_Listed entries_
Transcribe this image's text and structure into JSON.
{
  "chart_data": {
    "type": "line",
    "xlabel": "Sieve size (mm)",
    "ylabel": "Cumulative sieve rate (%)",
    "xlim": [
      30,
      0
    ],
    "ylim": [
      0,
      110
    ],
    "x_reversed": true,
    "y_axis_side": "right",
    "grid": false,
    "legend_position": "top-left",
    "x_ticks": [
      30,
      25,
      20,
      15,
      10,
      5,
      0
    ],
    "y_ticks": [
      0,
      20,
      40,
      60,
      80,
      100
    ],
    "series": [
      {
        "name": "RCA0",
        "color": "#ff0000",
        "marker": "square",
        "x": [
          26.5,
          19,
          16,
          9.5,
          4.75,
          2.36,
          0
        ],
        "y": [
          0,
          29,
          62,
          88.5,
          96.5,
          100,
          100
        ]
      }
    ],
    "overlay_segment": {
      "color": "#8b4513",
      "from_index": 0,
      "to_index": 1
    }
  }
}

_What the exercise asks_
Give all the records again. Match them exactly.

_Task result_
Transcribe this image's text and structure into JSON.
{
  "chart_data": {
    "type": "line",
    "xlabel": "Sieve size (mm)",
    "ylabel": "Cumulative sieve rate (%)",
    "xlim": [
      30,
      0
    ],
    "ylim": [
      0,
      110
    ],
    "x_reversed": true,
    "y_axis_side": "right",
    "grid": false,
    "legend_position": "top-left",
    "x_ticks": [
      30,
      25,
      20,
      15,
      10,
      5,
      0
    ],
    "y_ticks": [
      0,
      20,
      40,
      60,
      80,
      100
    ],
    "series": [
      {
        "name": "RCA0",
        "color": "#ff0000",
        "marker": "square",
        "x": [
          26.5,
          19,
          16,
          9.5,
          4.75,
          2.36,
          0
        ],
        "y": [
          0,
          29,
          62,
          88.5,
          96.5,
          100,
          100
        ]
      }
    ],
    "overlay_segment": {
      "color": "#8b4513",
      "from_index": 0,
      "to_index": 1
    }
  }
}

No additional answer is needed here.